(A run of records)
==================================================
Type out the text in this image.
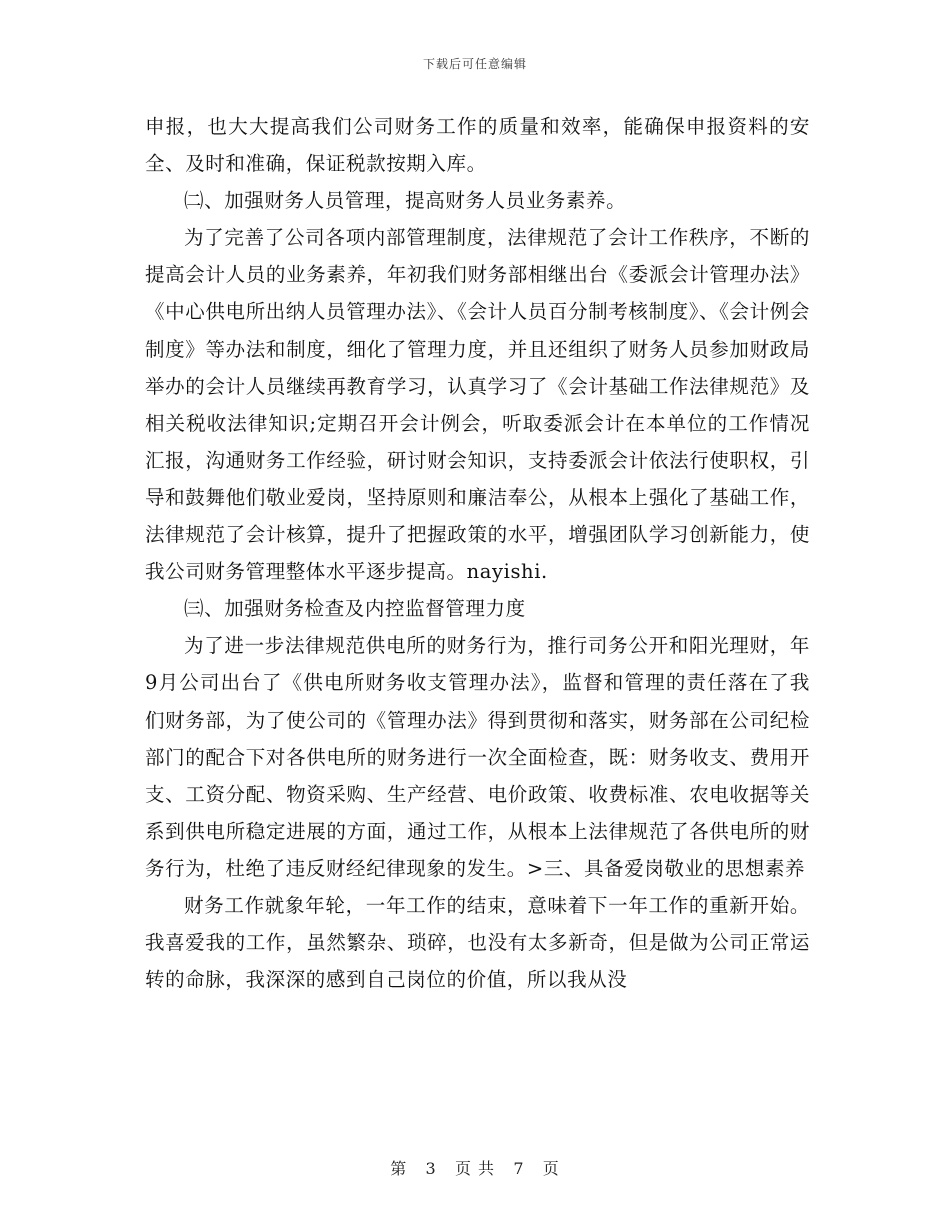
下载后可任意编辑

申报，也大大提高我们公司财务工作的质量和效率，能确保申报资料的安全、及时和准确，保证税款按期入库。

㈡、加强财务人员管理，提高财务人员业务素养。

为了完善了公司各项内部管理制度，法律规范了会计工作秩序，不断的提高会计人员的业务素养，年初我们财务部相继出台《委派会计管理办法》《中心供电所出纳人员管理办法》、《会计人员百分制考核制度》、《会计例会制度》等办法和制度，细化了管理力度，并且还组织了财务人员参加财政局举办的会计人员继续再教育学习，认真学习了《会计基础工作法律规范》及相关税收法律知识;定期召开会计例会，听取委派会计在本单位的工作情况汇报，沟通财务工作经验，研讨财会知识，支持委派会计依法行使职权，引导和鼓舞他们敬业爱岗，坚持原则和廉洁奉公，从根本上强化了基础工作，法律规范了会计核算，提升了把握政策的水平，增强团队学习创新能力，使我公司财务管理整体水平逐步提高。nayishi.

㈢、加强财务检查及内控监督管理力度

为了进一步法律规范供电所的财务行为，推行司务公开和阳光理财，年9月公司出台了《供电所财务收支管理办法》，监督和管理的责任落在了我们财务部，为了使公司的《管理办法》得到贯彻和落实，财务部在公司纪检部门的配合下对各供电所的财务进行一次全面检查，既：财务收支、费用开支、工资分配、物资采购、生产经营、电价政策、收费标准、农电收据等关系到供电所稳定进展的方面，通过工作，从根本上法律规范了各供电所的财务行为，杜绝了违反财经纪律现象的发生。>三、具备爱岗敬业的思想素养

财务工作就象年轮，一年工作的结束，意味着下一年工作的重新开始。我喜爱我的工作，虽然繁杂、琐碎，也没有太多新奇，但是做为公司正常运转的命脉，我深深的感到自己岗位的价值，所以我从没

第 3 页 共 7 页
==================================================
__Job__. Retype each line of the listing above word for word. Exclude the pictures.

__Response below__.
Type out the text in this image.
下载后可任意编辑

申报，也大大提高我们公司财务工作的质量和效率，能确保申报资料的安全、及时和准确，保证税款按期入库。

㈡、加强财务人员管理，提高财务人员业务素养。

为了完善了公司各项内部管理制度，法律规范了会计工作秩序，不断的提高会计人员的业务素养，年初我们财务部相继出台《委派会计管理办法》《中心供电所出纳人员管理办法》、《会计人员百分制考核制度》、《会计例会制度》等办法和制度，细化了管理力度，并且还组织了财务人员参加财政局举办的会计人员继续再教育学习，认真学习了《会计基础工作法律规范》及相关税收法律知识;定期召开会计例会，听取委派会计在本单位的工作情况汇报，沟通财务工作经验，研讨财会知识，支持委派会计依法行使职权，引导和鼓舞他们敬业爱岗，坚持原则和廉洁奉公，从根本上强化了基础工作，法律规范了会计核算，提升了把握政策的水平，增强团队学习创新能力，使我公司财务管理整体水平逐步提高。nayishi.

㈢、加强财务检查及内控监督管理力度

为了进一步法律规范供电所的财务行为，推行司务公开和阳光理财，年9月公司出台了《供电所财务收支管理办法》，监督和管理的责任落在了我们财务部，为了使公司的《管理办法》得到贯彻和落实，财务部在公司纪检部门的配合下对各供电所的财务进行一次全面检查，既：财务收支、费用开支、工资分配、物资采购、生产经营、电价政策、收费标准、农电收据等关系到供电所稳定进展的方面，通过工作，从根本上法律规范了各供电所的财务行为，杜绝了违反财经纪律现象的发生。>三、具备爱岗敬业的思想素养

财务工作就象年轮，一年工作的结束，意味着下一年工作的重新开始。我喜爱我的工作，虽然繁杂、琐碎，也没有太多新奇，但是做为公司正常运转的命脉，我深深的感到自己岗位的价值，所以我从没

第 3 页 共 7 页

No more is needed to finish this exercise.